(Data entries)
^^^^^^^^^^^^^^^^

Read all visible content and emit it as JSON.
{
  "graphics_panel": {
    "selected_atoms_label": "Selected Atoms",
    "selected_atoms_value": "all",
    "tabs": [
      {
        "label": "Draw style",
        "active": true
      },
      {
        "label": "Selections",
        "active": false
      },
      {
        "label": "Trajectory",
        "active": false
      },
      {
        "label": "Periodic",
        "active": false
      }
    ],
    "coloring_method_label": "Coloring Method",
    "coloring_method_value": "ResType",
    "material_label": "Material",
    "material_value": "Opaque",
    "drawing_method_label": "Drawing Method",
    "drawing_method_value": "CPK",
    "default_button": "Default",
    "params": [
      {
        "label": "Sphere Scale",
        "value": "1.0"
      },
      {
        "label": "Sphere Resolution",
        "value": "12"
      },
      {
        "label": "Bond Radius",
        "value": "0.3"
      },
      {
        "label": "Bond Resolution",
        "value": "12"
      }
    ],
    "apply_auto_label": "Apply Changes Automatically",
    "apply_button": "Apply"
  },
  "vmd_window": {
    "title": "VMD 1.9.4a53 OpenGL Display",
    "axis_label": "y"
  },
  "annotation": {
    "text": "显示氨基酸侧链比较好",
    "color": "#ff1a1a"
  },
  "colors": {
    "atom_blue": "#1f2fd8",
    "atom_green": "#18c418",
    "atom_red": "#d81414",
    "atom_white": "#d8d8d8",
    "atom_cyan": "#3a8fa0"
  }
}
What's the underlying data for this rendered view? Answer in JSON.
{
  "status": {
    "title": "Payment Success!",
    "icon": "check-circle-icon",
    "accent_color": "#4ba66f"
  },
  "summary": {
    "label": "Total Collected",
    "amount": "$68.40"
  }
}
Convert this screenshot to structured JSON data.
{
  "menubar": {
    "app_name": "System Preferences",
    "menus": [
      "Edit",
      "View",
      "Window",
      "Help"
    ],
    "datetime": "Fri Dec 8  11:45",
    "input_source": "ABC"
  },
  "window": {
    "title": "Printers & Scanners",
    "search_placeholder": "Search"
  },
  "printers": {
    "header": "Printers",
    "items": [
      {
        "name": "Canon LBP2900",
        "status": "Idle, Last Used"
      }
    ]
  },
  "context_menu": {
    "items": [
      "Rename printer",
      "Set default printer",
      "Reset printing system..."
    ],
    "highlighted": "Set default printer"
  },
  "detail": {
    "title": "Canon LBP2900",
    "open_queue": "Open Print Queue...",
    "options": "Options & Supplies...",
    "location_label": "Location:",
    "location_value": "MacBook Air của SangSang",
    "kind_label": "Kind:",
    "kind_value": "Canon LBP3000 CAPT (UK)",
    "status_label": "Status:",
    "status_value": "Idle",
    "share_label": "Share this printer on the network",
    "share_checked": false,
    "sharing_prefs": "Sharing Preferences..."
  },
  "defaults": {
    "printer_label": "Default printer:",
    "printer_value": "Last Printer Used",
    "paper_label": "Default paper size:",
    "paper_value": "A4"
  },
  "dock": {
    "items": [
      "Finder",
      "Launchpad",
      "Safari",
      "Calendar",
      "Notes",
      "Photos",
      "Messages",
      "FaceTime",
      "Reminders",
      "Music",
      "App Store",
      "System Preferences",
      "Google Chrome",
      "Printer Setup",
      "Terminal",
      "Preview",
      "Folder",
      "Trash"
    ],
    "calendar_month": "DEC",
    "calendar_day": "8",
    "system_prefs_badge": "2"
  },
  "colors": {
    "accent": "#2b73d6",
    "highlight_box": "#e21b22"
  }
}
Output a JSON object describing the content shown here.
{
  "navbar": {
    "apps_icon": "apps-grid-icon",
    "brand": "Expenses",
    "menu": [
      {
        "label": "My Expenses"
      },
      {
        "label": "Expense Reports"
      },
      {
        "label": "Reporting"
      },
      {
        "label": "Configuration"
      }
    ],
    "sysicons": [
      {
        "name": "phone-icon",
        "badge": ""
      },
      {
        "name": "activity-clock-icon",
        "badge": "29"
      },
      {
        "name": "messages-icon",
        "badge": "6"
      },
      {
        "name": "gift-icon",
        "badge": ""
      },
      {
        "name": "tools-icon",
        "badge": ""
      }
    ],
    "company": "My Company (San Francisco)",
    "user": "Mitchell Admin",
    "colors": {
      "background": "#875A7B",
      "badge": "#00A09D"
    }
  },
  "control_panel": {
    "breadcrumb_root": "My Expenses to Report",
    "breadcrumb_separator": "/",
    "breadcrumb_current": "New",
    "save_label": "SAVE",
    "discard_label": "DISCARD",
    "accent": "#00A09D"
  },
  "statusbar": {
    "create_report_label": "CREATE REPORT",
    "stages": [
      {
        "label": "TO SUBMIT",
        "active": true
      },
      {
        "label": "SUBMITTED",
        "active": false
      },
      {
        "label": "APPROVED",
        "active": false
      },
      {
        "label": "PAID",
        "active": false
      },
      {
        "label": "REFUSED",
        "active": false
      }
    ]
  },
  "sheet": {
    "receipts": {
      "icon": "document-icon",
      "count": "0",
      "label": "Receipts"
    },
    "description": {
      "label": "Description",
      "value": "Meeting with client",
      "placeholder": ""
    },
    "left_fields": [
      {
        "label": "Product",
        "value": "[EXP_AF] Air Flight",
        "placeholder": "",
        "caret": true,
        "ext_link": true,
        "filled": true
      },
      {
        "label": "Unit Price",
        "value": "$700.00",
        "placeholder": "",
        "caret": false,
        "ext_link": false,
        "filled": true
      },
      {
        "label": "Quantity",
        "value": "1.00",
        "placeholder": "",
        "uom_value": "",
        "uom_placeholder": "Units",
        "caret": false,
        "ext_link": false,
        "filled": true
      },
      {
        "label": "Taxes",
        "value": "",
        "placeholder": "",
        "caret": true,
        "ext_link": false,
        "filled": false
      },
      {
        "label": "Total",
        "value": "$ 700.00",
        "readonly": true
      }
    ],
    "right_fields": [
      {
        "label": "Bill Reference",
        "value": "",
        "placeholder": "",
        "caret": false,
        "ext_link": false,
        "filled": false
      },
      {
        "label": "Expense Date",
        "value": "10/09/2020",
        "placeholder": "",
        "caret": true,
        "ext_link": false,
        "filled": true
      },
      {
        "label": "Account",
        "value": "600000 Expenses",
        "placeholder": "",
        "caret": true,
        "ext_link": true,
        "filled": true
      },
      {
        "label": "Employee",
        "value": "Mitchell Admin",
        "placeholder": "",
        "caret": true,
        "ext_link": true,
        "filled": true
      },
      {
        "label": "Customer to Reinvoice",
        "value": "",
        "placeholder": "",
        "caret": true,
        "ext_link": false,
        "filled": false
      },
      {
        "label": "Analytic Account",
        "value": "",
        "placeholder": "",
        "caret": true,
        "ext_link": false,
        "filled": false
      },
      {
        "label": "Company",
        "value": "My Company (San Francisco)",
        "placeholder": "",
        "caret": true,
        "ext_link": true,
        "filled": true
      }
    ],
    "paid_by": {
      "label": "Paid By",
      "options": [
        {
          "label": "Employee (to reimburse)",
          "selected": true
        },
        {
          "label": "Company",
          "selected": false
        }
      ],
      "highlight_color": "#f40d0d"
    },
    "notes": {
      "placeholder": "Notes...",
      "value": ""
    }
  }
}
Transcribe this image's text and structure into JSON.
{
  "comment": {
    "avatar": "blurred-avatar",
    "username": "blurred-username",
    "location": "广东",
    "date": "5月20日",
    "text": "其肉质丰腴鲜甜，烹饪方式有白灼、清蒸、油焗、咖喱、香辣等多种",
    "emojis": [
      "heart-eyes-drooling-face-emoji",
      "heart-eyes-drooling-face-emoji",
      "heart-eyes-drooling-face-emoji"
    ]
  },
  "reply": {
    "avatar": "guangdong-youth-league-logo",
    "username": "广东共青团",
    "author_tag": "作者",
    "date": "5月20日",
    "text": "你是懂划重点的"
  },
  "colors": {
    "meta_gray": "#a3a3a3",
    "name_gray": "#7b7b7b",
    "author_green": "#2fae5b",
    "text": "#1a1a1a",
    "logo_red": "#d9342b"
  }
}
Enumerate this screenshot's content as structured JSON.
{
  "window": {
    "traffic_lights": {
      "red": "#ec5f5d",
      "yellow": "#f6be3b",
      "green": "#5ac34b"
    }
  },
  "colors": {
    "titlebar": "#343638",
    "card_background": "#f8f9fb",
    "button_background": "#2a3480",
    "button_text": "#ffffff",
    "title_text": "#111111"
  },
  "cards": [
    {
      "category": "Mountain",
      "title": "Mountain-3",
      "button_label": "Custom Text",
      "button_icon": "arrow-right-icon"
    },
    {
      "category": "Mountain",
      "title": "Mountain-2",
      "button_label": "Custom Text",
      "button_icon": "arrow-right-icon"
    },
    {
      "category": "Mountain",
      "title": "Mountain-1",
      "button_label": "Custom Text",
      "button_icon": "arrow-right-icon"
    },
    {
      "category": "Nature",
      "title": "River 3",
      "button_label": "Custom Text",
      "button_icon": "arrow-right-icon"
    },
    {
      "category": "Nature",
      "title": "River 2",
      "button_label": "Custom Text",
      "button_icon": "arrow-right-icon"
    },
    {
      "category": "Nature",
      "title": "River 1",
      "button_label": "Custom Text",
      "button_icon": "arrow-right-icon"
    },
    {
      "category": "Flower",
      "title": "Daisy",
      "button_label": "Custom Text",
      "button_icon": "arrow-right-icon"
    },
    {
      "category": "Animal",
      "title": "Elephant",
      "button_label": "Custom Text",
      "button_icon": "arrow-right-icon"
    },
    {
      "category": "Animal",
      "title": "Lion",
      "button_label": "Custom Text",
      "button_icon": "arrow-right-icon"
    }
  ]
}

^^^^^^^^^^^^^^^^

> [Work to do]: Scan the material for lines with the word "Idle", and copy each line you find.

> [Response to this exercise]:
        "status": "Idle, Last Used"
    "status_value": "Idle",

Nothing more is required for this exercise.